### Selected passage
----------
Simple Monte Carlo simulation: spmd approach

In the past I've solved a Monte Carlo simulation that returned the area of a quarter of a circle (see figure below) using both a serial and a parallel code, taking advantage of the parfor loop (here). Today I will rewrite the same simulation once again, but I'll use spmd command this time.
Once again I won't lose time explaining the code. It's very simple and I'm sure no one will have doubts understanding it. Here's the original code:

hit = 0;
tic
for n=1:N
    point = rand(1,2);    
    if norm(point)<=1
        hit = hit+1;
    end
end
toc

If I run this command the script will take around 15/16 seconds to run. Let's try to beat that.
Rewriting the function will require more work than with parfor. With parfor we simply had to replace a word and the code ran smoothly. With spmd we have to explicitly (and manyally) tell what iterations are assigned to each lab. Well, let's get started, shall we?
To start let's open our Matlab pool, in my case with 4 workers, otherwise our work will be fruitless.

matlabpool open 4

Now we need to tell each available lab their task, which in this case will be the iterations they'll be responsible for. To do that we can use conditions as switch/case or if/elseif to tell each worker to take care of one quarter of the total iterations, N. It is the easiest way to go and the code is easier to interpret. Since it is so simple I'll leave it to you to write it. I, on the other hand, will write the same code but using only one for loop inside the spmd block, as follows:

N = 4000000;
tic
spmd
     for n=labindex:numlabs:N
         point = rand(1,2);
          if norm(point)<=1
             hit = hit + 1;
          end
     end
end
toc

Since each lab has a different labindex and the step is constant the labs will take care of different quarters of the iterations. If you got confused by this I suggest you read this post.
As we run the script we see that it takes around 7 seconds, while the serial version takes around 15/16 seconds to run. This is a major improvement. It is about 2.2 times faster. It is also around the same time we got with parfor. As in our previous examples this ratio is constant, meaning that as we increase the dimension of the simulation the difference between the times of execution will also increase.

I won't lose much more time with this, as this code is not very challenging. In this problem there's really no need to use spmd. A parfor loop achieves identical results and is much simpler to implement.
As a general rule whenever you can use parfor you can also use spmd, it just isn't worth it most times.

Cheers!
----------
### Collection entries
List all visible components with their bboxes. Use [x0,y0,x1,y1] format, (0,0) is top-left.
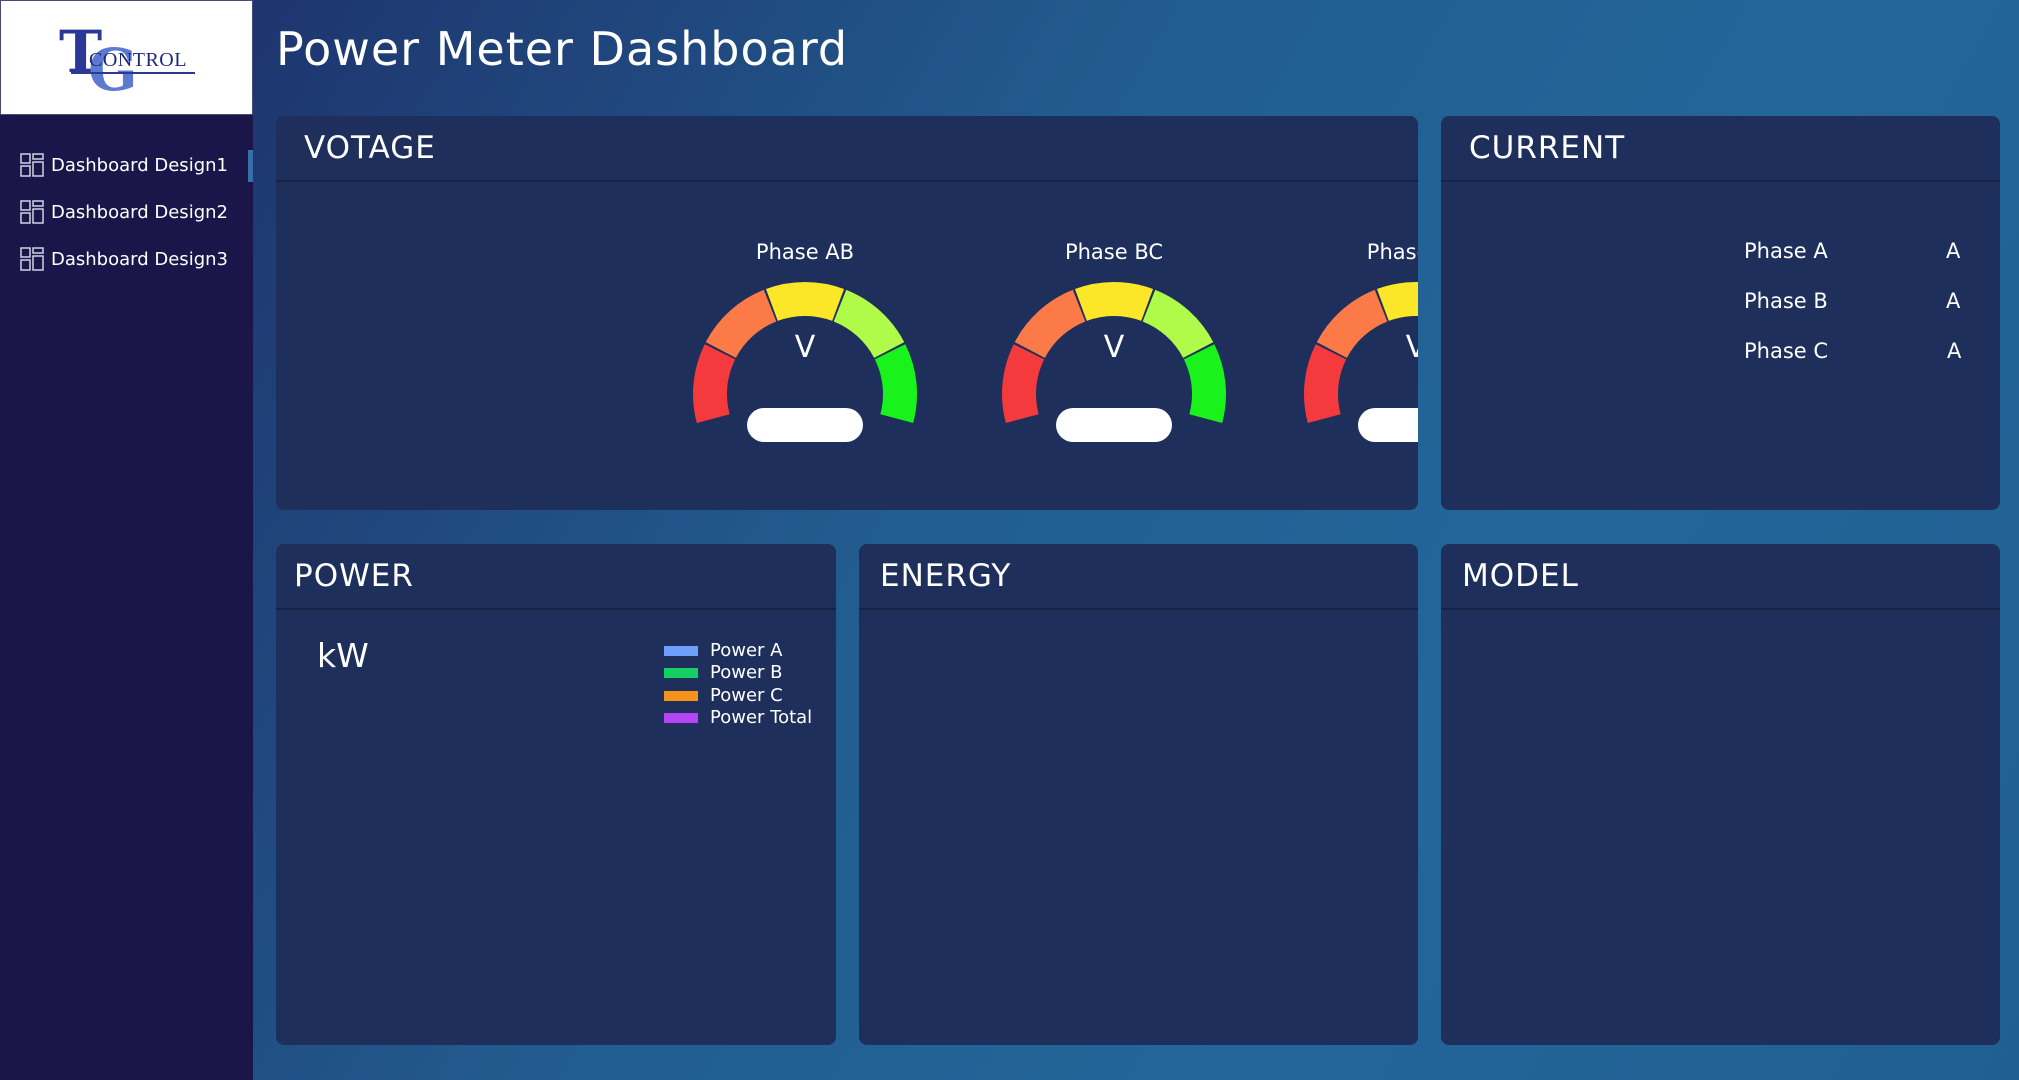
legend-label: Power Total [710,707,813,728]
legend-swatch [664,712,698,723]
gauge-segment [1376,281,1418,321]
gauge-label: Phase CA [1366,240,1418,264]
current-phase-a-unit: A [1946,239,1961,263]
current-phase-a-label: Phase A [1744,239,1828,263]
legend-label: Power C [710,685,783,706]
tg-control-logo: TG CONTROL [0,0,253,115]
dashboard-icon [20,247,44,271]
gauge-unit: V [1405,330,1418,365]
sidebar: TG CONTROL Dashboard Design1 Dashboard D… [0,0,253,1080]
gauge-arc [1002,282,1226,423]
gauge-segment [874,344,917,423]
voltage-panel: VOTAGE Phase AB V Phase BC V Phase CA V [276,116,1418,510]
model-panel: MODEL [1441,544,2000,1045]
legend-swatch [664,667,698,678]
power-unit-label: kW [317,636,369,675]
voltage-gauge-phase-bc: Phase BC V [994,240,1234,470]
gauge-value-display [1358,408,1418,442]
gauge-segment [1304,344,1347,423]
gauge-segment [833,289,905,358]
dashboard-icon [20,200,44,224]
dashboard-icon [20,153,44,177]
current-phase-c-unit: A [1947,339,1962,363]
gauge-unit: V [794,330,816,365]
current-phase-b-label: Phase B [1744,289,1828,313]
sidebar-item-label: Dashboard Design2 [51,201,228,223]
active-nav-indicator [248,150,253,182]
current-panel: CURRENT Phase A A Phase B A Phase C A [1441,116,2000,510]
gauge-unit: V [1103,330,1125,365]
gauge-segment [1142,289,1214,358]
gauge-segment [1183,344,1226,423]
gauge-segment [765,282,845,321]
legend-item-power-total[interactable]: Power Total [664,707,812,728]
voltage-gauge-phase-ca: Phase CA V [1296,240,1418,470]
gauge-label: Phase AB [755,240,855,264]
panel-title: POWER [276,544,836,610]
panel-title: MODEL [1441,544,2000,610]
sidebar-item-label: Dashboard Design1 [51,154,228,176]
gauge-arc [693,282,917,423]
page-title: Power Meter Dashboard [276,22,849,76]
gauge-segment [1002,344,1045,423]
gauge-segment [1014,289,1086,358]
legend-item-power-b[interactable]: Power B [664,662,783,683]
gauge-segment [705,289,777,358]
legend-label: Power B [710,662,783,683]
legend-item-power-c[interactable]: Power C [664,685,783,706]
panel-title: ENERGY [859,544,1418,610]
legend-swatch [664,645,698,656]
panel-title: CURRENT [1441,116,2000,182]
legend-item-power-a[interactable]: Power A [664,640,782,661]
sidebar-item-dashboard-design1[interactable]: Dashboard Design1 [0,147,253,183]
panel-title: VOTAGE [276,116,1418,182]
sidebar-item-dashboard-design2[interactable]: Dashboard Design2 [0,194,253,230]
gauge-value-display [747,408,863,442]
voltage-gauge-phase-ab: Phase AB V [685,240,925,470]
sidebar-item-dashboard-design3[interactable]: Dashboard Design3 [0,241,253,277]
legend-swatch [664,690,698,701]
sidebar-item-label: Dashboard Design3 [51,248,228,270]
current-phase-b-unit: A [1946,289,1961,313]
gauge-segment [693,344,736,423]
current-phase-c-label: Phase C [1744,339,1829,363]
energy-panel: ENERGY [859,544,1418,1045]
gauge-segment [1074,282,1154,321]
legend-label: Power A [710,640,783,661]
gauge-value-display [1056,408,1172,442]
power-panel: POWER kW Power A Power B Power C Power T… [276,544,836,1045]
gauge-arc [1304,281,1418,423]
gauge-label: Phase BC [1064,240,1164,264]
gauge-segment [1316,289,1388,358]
----------
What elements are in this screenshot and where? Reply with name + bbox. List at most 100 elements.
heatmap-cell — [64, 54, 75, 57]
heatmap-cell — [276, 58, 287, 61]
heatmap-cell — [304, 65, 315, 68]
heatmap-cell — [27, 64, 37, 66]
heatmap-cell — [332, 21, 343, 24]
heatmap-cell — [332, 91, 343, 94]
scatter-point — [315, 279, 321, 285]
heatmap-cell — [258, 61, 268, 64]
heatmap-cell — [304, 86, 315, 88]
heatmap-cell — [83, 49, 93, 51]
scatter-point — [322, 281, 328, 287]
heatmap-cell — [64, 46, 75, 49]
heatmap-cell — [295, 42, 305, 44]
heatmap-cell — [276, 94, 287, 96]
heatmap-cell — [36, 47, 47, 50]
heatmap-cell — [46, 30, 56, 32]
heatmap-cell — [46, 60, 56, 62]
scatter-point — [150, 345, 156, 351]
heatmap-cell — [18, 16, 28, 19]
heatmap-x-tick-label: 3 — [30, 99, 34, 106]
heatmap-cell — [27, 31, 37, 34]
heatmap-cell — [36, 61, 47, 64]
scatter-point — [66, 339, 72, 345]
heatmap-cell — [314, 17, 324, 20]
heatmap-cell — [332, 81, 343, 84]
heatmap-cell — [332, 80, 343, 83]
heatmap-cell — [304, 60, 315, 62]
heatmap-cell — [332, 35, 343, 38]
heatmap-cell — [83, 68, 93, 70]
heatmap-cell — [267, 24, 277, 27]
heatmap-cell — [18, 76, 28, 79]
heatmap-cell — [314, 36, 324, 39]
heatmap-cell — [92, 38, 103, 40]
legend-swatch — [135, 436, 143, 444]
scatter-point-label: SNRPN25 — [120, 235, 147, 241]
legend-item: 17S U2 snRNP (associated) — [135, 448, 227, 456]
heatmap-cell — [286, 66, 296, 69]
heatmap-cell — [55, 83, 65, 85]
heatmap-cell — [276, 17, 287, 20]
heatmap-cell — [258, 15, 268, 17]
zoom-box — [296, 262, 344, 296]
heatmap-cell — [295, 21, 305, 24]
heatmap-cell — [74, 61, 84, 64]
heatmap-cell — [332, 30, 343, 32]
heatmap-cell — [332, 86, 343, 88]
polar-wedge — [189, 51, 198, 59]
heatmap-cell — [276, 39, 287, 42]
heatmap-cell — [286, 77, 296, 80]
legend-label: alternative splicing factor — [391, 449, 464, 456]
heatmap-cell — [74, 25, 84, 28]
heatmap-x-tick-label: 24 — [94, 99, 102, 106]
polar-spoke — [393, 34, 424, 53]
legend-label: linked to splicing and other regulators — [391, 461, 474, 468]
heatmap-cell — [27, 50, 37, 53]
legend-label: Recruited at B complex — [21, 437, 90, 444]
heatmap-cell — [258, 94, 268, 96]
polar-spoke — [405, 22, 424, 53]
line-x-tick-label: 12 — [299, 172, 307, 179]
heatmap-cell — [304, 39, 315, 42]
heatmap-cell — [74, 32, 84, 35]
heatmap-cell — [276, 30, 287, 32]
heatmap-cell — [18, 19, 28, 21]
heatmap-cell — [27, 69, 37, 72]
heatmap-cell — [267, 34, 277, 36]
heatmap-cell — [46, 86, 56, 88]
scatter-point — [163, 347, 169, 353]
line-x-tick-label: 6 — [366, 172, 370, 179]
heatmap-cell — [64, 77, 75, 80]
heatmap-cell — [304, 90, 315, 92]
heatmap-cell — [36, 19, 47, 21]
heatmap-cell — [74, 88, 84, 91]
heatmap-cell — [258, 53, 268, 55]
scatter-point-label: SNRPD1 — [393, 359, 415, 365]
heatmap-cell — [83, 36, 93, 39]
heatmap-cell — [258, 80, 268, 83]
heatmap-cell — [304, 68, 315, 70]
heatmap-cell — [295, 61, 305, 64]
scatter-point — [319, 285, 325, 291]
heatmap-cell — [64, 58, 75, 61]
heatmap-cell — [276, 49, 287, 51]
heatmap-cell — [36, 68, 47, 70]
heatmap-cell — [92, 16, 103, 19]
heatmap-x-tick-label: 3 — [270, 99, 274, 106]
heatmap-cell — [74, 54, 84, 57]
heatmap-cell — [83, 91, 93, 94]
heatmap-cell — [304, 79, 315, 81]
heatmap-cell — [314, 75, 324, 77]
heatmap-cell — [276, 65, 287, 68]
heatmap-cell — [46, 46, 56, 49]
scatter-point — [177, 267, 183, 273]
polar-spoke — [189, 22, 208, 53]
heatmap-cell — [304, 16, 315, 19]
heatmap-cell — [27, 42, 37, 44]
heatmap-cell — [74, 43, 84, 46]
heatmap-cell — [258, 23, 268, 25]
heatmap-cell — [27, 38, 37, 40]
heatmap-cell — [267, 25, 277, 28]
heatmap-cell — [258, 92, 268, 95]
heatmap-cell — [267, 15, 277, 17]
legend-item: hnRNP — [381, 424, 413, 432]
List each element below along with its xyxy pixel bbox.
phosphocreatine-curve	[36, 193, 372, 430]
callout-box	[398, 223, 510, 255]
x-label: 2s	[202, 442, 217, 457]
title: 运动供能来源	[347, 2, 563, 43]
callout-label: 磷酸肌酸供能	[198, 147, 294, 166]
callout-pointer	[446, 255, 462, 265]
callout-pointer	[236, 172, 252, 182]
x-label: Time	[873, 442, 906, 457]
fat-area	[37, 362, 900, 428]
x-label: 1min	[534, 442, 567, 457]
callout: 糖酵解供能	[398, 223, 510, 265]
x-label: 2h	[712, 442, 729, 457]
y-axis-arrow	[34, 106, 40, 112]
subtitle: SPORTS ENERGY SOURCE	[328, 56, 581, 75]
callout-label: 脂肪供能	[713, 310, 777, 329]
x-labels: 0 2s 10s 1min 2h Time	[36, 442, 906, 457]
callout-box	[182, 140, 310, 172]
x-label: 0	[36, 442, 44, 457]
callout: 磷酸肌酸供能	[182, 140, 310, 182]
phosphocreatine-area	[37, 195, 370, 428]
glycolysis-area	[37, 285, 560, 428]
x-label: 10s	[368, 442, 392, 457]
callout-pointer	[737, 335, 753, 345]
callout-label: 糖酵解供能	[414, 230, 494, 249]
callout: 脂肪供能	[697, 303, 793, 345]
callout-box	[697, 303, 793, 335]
----------
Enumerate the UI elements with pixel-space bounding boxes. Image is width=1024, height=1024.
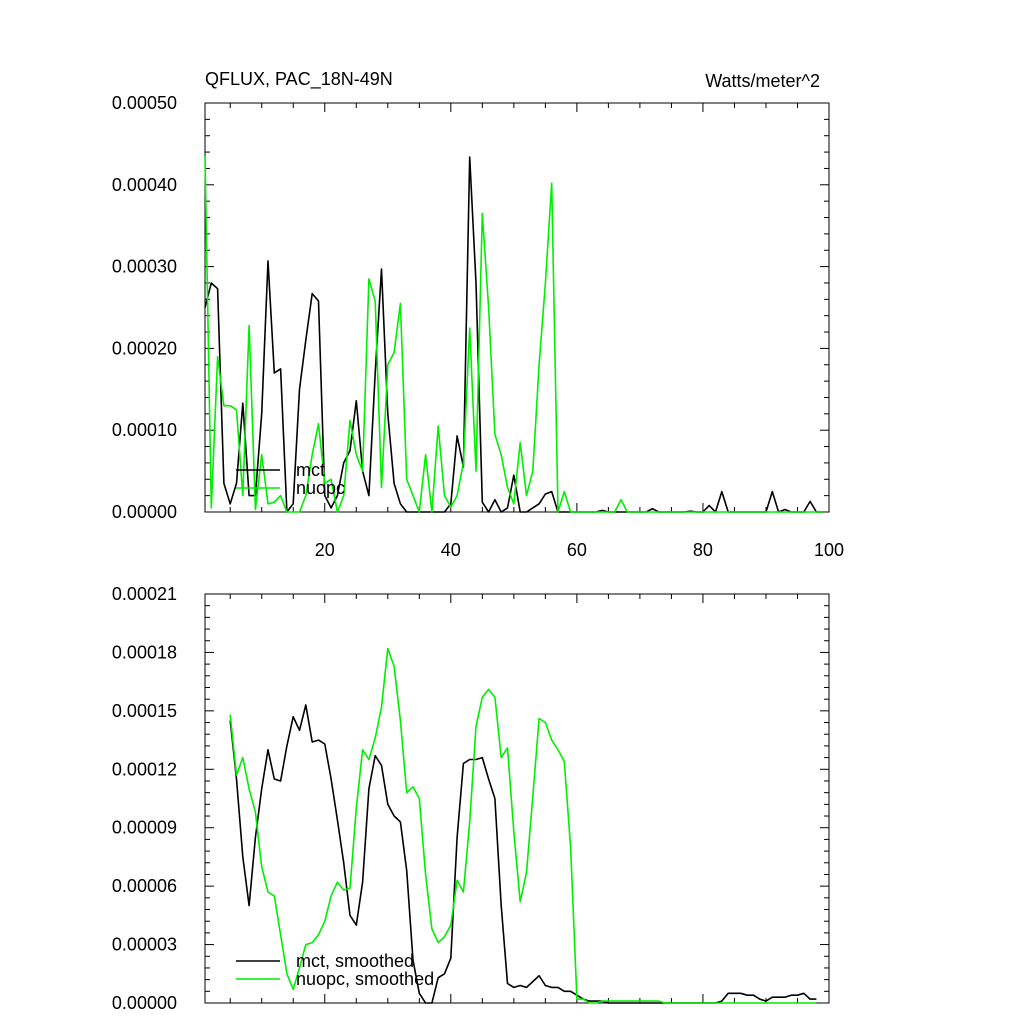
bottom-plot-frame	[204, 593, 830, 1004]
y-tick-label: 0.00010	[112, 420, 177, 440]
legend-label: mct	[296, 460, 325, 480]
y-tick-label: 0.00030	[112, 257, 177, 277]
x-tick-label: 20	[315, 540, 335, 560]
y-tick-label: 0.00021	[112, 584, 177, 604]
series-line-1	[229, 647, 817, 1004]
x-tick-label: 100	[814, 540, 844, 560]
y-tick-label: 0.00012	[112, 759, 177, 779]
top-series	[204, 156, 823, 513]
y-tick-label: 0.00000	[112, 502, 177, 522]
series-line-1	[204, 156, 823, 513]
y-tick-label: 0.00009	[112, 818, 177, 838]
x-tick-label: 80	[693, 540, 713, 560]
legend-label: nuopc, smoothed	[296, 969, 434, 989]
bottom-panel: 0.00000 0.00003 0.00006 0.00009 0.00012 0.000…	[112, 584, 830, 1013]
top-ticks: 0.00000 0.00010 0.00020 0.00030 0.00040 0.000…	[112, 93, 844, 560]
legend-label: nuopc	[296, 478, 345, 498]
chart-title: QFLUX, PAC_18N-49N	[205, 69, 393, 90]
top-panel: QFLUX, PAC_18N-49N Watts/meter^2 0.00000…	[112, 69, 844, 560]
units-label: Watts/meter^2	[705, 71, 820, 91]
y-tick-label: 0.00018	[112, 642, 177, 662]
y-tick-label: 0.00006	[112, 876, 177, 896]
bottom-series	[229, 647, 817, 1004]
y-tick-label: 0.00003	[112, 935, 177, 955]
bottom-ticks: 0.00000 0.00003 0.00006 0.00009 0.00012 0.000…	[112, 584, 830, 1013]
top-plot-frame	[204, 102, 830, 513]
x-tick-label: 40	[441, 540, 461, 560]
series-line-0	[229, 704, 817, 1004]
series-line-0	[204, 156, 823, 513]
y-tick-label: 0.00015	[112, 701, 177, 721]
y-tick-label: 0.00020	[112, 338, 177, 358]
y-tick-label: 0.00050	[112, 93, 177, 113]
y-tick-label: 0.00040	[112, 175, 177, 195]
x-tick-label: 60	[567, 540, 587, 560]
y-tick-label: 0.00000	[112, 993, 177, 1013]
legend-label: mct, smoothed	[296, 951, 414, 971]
----------
### Exercise
Can you reproduce word for word the stretch of the Monte Carlo post from "As we run the" through "it most times."?

### Written answer
As we run the script we see that it takes around 7 seconds, while the serial version takes around 15/16 seconds to run. This is a major improvement. It is about 2.2 times faster. It is also around the same time we got with parfor. As in our previous examples this ratio is constant, meaning that as we increase the dimension of the simulation the difference between the times of execution will also increase.

I won't lose much more time with this, as this code is not very challenging. In this problem there's really no need to use spmd. A parfor loop achieves identical results and is much simpler to implement.
As a general rule whenever you can use parfor you can also use spmd, it just isn't worth it most times.